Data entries
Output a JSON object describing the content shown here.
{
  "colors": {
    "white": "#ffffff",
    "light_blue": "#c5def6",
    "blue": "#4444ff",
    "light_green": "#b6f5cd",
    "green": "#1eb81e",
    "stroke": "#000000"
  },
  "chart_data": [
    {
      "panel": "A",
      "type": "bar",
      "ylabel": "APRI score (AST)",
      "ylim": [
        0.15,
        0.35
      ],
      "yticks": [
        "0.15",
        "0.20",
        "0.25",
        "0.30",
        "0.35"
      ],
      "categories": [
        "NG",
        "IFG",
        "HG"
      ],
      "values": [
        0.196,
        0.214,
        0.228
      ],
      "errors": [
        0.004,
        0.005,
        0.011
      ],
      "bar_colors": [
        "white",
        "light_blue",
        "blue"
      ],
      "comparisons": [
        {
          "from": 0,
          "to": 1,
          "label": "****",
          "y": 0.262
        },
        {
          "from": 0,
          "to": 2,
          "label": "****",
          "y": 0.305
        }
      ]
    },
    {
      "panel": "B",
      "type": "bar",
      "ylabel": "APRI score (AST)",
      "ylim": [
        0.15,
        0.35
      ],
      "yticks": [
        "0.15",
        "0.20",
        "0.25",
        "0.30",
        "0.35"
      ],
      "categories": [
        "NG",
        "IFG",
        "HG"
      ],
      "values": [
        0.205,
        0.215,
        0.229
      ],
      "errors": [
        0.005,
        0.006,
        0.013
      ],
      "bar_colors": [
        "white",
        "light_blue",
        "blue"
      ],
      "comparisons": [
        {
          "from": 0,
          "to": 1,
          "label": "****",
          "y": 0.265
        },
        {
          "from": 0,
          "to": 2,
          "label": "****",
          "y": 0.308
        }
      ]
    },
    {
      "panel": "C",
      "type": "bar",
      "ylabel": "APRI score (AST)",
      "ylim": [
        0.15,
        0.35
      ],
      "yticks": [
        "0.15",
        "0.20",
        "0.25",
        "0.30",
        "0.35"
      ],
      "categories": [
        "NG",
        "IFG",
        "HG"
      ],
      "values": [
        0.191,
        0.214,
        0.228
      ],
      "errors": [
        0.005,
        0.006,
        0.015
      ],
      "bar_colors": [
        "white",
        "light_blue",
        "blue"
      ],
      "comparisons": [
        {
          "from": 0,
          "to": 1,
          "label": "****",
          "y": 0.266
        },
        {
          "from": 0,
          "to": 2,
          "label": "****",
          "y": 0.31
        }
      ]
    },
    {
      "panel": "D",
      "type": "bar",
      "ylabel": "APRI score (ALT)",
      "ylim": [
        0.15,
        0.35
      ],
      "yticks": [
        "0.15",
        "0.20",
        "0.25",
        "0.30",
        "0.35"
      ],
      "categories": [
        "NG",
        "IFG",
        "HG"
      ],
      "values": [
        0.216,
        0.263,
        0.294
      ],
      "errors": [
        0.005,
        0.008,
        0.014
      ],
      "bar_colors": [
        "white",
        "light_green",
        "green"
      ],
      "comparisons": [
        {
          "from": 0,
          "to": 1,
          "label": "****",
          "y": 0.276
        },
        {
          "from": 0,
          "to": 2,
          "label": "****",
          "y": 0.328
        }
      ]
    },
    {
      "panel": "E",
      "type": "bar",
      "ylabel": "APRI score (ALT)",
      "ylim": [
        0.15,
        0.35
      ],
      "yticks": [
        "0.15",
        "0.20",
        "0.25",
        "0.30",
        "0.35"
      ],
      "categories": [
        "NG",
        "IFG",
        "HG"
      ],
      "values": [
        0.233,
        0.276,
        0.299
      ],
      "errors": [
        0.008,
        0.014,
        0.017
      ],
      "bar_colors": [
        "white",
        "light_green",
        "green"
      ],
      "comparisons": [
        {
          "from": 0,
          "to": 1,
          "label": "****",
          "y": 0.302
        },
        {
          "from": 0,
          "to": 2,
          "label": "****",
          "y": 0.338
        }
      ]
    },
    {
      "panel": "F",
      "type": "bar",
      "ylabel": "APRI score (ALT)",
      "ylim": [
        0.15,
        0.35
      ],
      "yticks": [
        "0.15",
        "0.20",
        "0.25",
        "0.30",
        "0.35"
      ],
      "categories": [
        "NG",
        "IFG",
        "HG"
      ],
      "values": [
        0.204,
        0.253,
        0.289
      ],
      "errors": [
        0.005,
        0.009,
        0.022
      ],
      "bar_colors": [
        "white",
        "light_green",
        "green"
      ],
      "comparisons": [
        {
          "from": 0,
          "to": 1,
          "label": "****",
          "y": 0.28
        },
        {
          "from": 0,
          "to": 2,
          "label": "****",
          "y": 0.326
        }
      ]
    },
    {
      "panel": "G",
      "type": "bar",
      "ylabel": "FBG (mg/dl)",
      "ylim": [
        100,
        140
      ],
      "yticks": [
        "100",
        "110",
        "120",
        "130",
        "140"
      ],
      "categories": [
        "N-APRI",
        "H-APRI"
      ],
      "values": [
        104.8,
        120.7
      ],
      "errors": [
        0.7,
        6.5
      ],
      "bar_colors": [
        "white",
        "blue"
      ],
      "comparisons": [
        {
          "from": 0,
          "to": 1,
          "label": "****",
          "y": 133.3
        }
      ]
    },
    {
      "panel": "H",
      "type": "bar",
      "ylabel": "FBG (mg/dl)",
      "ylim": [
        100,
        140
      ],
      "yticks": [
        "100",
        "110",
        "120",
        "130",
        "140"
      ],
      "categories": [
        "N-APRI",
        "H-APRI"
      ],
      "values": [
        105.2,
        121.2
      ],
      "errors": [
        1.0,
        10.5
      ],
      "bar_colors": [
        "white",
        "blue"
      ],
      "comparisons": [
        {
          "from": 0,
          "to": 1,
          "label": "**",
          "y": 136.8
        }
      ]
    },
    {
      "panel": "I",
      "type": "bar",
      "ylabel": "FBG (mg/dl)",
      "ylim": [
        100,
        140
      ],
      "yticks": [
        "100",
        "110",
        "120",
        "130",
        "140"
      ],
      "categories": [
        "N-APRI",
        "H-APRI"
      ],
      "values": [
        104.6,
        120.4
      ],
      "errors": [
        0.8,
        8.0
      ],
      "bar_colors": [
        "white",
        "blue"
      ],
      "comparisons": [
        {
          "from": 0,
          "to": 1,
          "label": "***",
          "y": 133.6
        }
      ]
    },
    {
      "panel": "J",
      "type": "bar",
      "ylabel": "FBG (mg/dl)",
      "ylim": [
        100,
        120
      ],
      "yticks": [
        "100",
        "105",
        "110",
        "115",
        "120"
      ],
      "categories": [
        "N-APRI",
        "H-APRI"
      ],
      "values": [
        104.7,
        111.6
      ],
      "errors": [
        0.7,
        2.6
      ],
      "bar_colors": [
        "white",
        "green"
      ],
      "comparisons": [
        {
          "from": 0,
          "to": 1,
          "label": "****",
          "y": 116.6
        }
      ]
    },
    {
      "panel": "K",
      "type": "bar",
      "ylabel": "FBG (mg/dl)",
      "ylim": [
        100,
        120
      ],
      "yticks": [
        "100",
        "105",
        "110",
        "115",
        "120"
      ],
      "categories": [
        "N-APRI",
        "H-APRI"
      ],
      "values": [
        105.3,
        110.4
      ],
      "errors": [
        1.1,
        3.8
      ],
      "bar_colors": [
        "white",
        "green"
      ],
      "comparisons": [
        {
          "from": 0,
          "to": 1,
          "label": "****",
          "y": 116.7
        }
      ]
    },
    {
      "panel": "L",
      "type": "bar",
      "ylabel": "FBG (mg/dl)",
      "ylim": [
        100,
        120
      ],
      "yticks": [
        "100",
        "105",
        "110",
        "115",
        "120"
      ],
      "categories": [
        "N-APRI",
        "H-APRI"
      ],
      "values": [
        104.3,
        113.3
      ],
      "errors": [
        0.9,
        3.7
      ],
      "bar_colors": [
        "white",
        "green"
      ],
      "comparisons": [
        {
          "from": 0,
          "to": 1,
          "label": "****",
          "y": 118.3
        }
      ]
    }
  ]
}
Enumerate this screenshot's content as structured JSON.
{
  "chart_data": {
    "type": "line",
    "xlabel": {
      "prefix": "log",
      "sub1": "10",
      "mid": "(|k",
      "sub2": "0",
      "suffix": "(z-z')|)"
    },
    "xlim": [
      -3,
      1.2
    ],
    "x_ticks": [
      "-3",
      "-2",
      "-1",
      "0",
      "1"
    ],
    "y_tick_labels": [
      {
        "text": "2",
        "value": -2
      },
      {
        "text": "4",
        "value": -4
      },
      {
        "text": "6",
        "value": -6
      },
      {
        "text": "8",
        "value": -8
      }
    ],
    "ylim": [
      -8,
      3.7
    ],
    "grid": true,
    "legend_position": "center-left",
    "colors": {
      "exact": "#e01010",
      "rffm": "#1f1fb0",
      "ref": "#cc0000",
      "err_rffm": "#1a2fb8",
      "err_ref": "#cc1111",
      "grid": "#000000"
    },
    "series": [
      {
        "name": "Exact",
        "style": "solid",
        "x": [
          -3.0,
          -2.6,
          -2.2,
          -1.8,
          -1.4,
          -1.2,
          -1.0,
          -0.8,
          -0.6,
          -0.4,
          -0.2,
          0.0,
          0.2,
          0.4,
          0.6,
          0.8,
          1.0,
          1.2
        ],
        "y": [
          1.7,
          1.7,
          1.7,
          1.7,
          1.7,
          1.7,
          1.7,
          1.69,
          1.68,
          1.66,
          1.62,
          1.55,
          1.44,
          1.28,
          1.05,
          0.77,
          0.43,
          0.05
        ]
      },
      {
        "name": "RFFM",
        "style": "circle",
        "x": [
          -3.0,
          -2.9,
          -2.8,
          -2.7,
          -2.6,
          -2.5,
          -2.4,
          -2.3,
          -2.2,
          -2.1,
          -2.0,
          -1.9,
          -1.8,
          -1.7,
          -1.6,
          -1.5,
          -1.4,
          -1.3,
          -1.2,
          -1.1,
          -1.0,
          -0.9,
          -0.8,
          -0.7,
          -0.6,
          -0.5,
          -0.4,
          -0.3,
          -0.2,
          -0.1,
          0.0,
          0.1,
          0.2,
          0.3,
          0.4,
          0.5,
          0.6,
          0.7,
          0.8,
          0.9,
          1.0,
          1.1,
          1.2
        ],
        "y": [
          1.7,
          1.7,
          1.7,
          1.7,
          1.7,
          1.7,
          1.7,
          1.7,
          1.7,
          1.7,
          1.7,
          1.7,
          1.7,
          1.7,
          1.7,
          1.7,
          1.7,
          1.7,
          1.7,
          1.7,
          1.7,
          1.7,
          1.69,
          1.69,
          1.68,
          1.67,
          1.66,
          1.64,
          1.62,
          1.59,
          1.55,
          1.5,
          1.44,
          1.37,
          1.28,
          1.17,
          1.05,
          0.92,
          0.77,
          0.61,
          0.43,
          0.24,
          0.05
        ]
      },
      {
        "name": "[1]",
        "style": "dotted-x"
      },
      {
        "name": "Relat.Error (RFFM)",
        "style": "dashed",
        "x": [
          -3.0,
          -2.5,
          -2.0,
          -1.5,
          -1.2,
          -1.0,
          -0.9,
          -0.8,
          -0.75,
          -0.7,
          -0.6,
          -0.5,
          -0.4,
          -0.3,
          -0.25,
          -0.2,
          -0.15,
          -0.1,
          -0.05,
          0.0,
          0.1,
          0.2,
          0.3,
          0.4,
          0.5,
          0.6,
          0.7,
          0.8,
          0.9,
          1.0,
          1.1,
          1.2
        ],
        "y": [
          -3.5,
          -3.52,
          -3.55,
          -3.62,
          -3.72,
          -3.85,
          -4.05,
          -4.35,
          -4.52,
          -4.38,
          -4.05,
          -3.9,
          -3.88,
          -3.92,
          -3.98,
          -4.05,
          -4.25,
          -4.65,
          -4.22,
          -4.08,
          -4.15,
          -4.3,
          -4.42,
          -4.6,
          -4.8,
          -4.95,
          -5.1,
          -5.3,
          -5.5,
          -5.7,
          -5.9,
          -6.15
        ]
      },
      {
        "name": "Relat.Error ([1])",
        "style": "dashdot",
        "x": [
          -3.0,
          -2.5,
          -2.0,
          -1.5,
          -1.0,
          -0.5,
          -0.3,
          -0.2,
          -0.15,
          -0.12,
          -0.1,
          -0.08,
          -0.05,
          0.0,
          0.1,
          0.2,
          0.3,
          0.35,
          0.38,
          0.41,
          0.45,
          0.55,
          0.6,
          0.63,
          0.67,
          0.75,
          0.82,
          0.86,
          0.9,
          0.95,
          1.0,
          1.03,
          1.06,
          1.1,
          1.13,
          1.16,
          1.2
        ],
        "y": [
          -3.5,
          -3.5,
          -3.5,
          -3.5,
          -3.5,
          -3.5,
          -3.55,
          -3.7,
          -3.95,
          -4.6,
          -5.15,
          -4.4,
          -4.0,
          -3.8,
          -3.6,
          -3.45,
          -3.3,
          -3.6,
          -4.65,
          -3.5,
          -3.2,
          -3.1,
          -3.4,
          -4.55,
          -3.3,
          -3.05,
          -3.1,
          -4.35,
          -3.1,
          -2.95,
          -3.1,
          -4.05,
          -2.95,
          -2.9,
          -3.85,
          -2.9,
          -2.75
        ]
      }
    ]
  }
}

GIVEN TASK. Copy out the lines in which the string "name" appears.

THE RESULT.
        "name": "Exact",
        "name": "RFFM",
        "name": "[1]",
        "name": "Relat.Error (RFFM)",
        "name": "Relat.Error ([1])",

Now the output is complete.